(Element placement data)
☆ ☆ ☆ ☆ ☆

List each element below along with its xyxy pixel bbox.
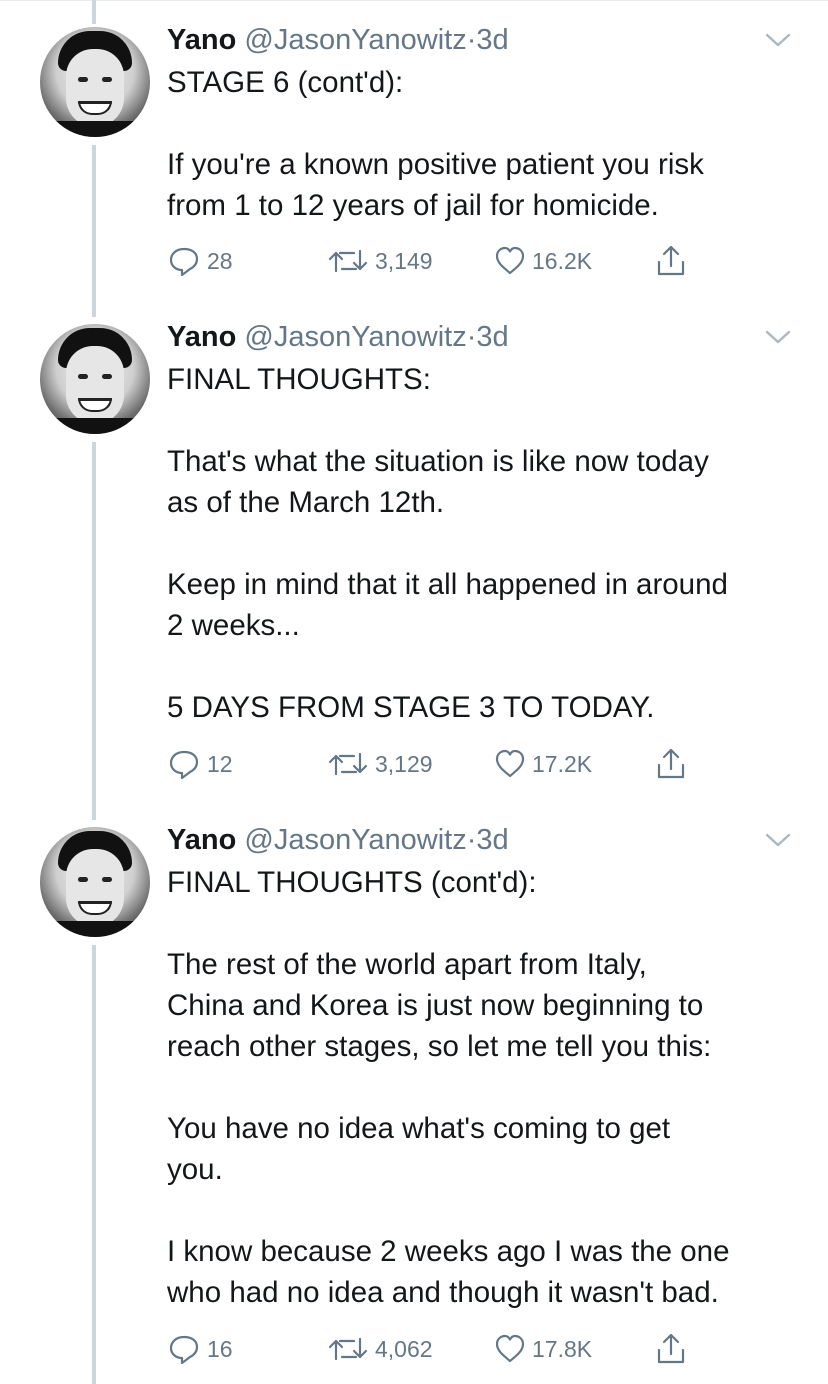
tweet-line: 2 weeks... [167,609,300,642]
thread-line [92,945,96,1384]
separator-dot: · [466,824,477,856]
reply-button[interactable]: 12 [167,746,233,782]
heart-icon [495,1334,525,1363]
thread-line [92,0,96,24]
retweet-button[interactable]: 4,062 [327,1331,433,1367]
reply-count: 12 [207,750,233,777]
tweet-line: who had no idea and though it wasn't bad… [167,1276,719,1309]
reply-icon [169,750,199,780]
author-handle[interactable]: @JasonYanowitz [244,824,466,856]
share-icon [657,245,685,276]
chevron-down-icon[interactable] [764,830,792,850]
like-count: 16.2K [532,247,593,274]
tweet-text: FINAL THOUGHTS (cont'd): The rest of the… [167,862,807,1313]
thread-line [92,145,96,317]
tweet-line: 5 DAYS FROM STAGE 3 TO TODAY. [167,691,655,724]
like-count: 17.2K [532,750,593,777]
retweet-count: 3,149 [375,247,433,274]
tweet-line: reach other stages, so let me tell you t… [167,1030,712,1063]
reply-button[interactable]: 16 [167,1331,233,1367]
retweet-count: 3,129 [375,750,433,777]
thread-line [92,442,96,820]
share-icon [657,1333,685,1364]
tweet-time[interactable]: 3d [476,824,508,856]
tweet-actions: 12 3,129 17.2K [167,746,727,782]
tweet-line: as of the March 12th. [167,486,445,519]
share-button[interactable] [654,746,688,782]
tweet-header: Yano @JasonYanowitz·3d [167,23,509,57]
tweet-line: FINAL THOUGHTS: [167,363,431,396]
tweet-text: STAGE 6 (cont'd): If you're a known posi… [167,62,807,226]
retweet-icon [328,249,368,273]
tweet-line: from 1 to 12 years of jail for homicide. [167,189,659,222]
tweet-line: STAGE 6 (cont'd): [167,66,404,99]
share-button[interactable] [654,243,688,279]
retweet-button[interactable]: 3,149 [327,243,433,279]
author-name[interactable]: Yano [167,321,236,353]
like-button[interactable]: 17.8K [494,1331,592,1367]
tweet-line: The rest of the world apart from Italy, [167,948,647,981]
avatar[interactable] [40,827,150,937]
tweet-line: I know because 2 weeks ago I was the one [167,1235,730,1268]
retweet-button[interactable]: 3,129 [327,746,433,782]
heart-icon [495,246,525,275]
like-button[interactable]: 17.2K [494,746,592,782]
reply-count: 28 [207,247,233,274]
tweet-line: You have no idea what's coming to get [167,1112,671,1145]
chevron-down-icon[interactable] [764,30,792,50]
author-handle[interactable]: @JasonYanowitz [244,321,466,353]
tweet-line: FINAL THOUGHTS (cont'd): [167,866,537,899]
like-button[interactable]: 16.2K [494,243,592,279]
reply-button[interactable]: 28 [167,243,233,279]
reply-count: 16 [207,1335,233,1362]
tweet-line: If you're a known positive patient you r… [167,148,704,181]
separator-dot: · [466,24,477,56]
tweet-time[interactable]: 3d [476,321,508,353]
tweet-text: FINAL THOUGHTS: That's what the situatio… [167,359,807,728]
tweet-actions: 28 3,149 16.2K [167,243,727,279]
tweet-time[interactable]: 3d [476,24,508,56]
author-handle[interactable]: @JasonYanowitz [244,24,466,56]
retweet-icon [328,752,368,776]
reply-icon [169,247,199,277]
avatar[interactable] [40,27,150,137]
share-icon [657,748,685,779]
author-name[interactable]: Yano [167,24,236,56]
like-count: 17.8K [532,1335,593,1362]
tweet-line: you. [167,1153,223,1186]
tweet-actions: 16 4,062 17.8K [167,1331,727,1367]
chevron-down-icon[interactable] [764,327,792,347]
tweet-line: That's what the situation is like now to… [167,445,709,478]
share-button[interactable] [654,1331,688,1367]
retweet-count: 4,062 [375,1335,433,1362]
avatar[interactable] [40,324,150,434]
separator-dot: · [466,321,477,353]
retweet-icon [328,1337,368,1361]
heart-icon [495,749,525,778]
tweet-header: Yano @JasonYanowitz·3d [167,823,509,857]
author-name[interactable]: Yano [167,824,236,856]
reply-icon [169,1335,199,1365]
tweet-line: China and Korea is just now beginning to [167,989,704,1022]
tweet-line: Keep in mind that it all happened in aro… [167,568,728,601]
top-divider [0,0,828,1]
tweet-header: Yano @JasonYanowitz·3d [167,320,509,354]
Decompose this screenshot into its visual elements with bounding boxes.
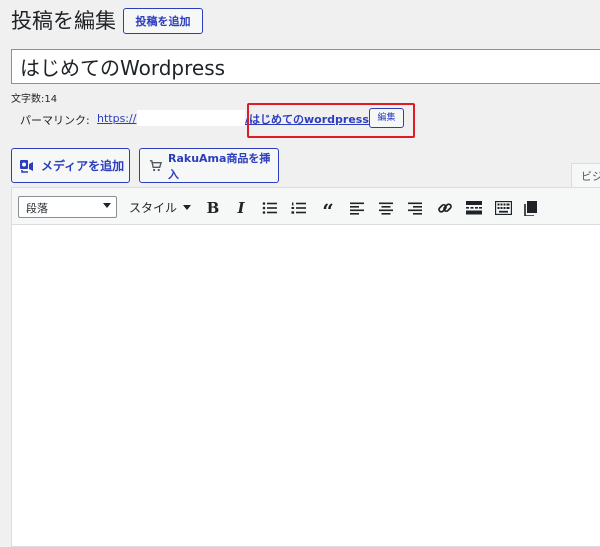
align-right-icon[interactable] [406,199,424,217]
read-more-icon[interactable] [465,199,483,217]
permalink-label: パーマリンク: [20,114,90,127]
word-count: 文字数:14 [11,94,58,105]
align-center-icon[interactable] [377,199,395,217]
rakuama-label: RakuAma商品を挿入 [168,151,271,181]
blockquote-icon[interactable]: “ [319,199,337,221]
highlight-annotation [247,103,415,138]
add-new-post-button[interactable]: 投稿を追加 [123,8,203,34]
bullet-list-icon[interactable] [261,199,279,217]
chevron-down-icon [183,205,191,210]
add-media-button[interactable]: メディアを追加 [11,148,130,183]
toolbar-toggle-icon[interactable] [494,199,512,217]
page-title: 投稿を編集 [11,9,116,33]
paste-icon[interactable] [522,199,540,217]
permalink-url-prefix[interactable]: https:// [97,112,136,125]
media-icon [19,158,35,174]
add-media-label: メディアを追加 [41,159,125,173]
numbered-list-icon[interactable] [290,199,308,217]
post-title-input[interactable] [11,49,600,84]
style-menu[interactable]: スタイル [129,199,177,216]
editor-content-area[interactable] [12,226,600,541]
bold-icon[interactable]: B [204,199,222,217]
tab-visual[interactable]: ビジ [571,163,600,187]
redacted-domain [137,110,245,126]
link-icon[interactable] [436,199,454,217]
italic-icon[interactable]: I [232,199,250,217]
rakuama-insert-button[interactable]: RakuAma商品を挿入 [139,148,279,183]
align-left-icon[interactable] [348,199,366,217]
chevron-down-icon [103,203,111,208]
cart-icon [149,159,162,172]
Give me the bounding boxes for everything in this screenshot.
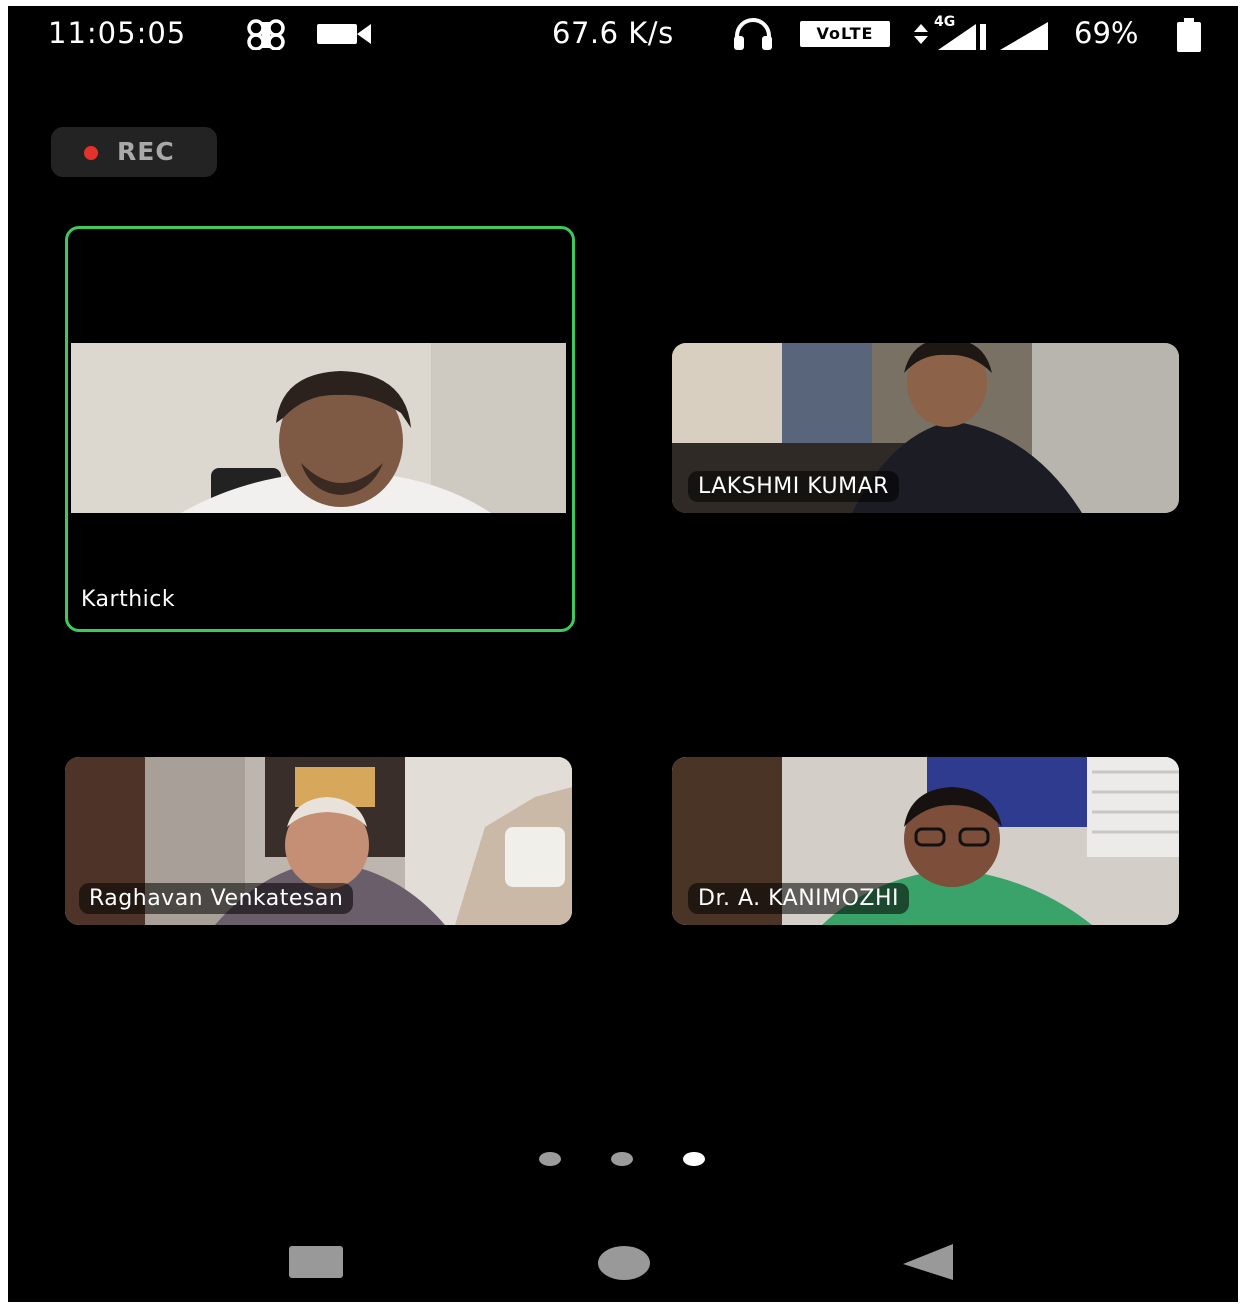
- battery-icon: [1175, 18, 1203, 52]
- page-dot[interactable]: [611, 1152, 633, 1166]
- meeting-screen: 11:05:05 67.6 K/s VoLTE 4G 69% REC Karth…: [8, 6, 1238, 1302]
- participant-name: Dr. A. KANIMOZHI: [688, 883, 910, 914]
- participant-tile[interactable]: Raghavan Venkatesan: [65, 757, 572, 925]
- page-dot-active[interactable]: [683, 1152, 705, 1166]
- home-button[interactable]: [598, 1246, 650, 1280]
- video-camera-icon: [317, 22, 373, 46]
- back-icon: [903, 1244, 953, 1280]
- participant-tile-active[interactable]: Karthick: [65, 226, 575, 632]
- volte-badge: VoLTE: [800, 21, 890, 47]
- battery-percent: 69%: [1074, 16, 1139, 50]
- clock: 11:05:05: [48, 16, 187, 50]
- participant-name: Karthick: [81, 587, 176, 612]
- recording-indicator[interactable]: REC: [51, 127, 217, 177]
- status-bar: 11:05:05 67.6 K/s VoLTE 4G 69%: [8, 6, 1238, 62]
- participant-name: Raghavan Venkatesan: [79, 883, 354, 914]
- back-button[interactable]: [901, 1242, 955, 1282]
- participant-tile[interactable]: Dr. A. KANIMOZHI: [672, 757, 1179, 925]
- participant-video: [71, 343, 566, 513]
- headphones-icon: [731, 18, 775, 52]
- recents-button[interactable]: [289, 1246, 343, 1278]
- data-arrows-icon: [913, 22, 929, 46]
- participant-name: LAKSHMI KUMAR: [688, 471, 899, 502]
- participant-tile[interactable]: LAKSHMI KUMAR: [672, 343, 1179, 513]
- fan-icon: [242, 18, 290, 50]
- signal-icon: [998, 20, 1050, 52]
- page-dot[interactable]: [539, 1152, 561, 1166]
- signal-4g-icon: [928, 20, 988, 52]
- record-dot-icon: [84, 146, 98, 160]
- recording-label: REC: [117, 137, 175, 166]
- network-speed: 67.6 K/s: [552, 16, 674, 50]
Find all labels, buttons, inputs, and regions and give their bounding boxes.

☆ ☆ ☆ ☆ ☆

■ Goal
Retype the lines of the material exactly, starting at the line that contains "align-right-icon[interactable] [406,199,424,217]" and ending at the line that contains "paste-icon[interactable] [522,199,540,217]", with both of those lines included.

■ Answer
align-right-icon[interactable] [406,199,424,217]
read-more-icon[interactable] [465,199,483,217]
permalink-label: パーマリンク: [20,114,90,127]
word-count: 文字数:14 [11,94,58,105]
align-center-icon[interactable] [377,199,395,217]
rakuama-label: RakuAma商品を挿入 [168,151,271,181]
blockquote-icon[interactable]: “ [319,199,337,221]
highlight-annotation [247,103,415,138]
add-new-post-button[interactable]: 投稿を追加 [123,8,203,34]
bullet-list-icon[interactable] [261,199,279,217]
chevron-down-icon [183,205,191,210]
add-media-button[interactable]: メディアを追加 [11,148,130,183]
toolbar-toggle-icon[interactable] [494,199,512,217]
page-title: 投稿を編集 [11,9,116,33]
paste-icon[interactable] [522,199,540,217]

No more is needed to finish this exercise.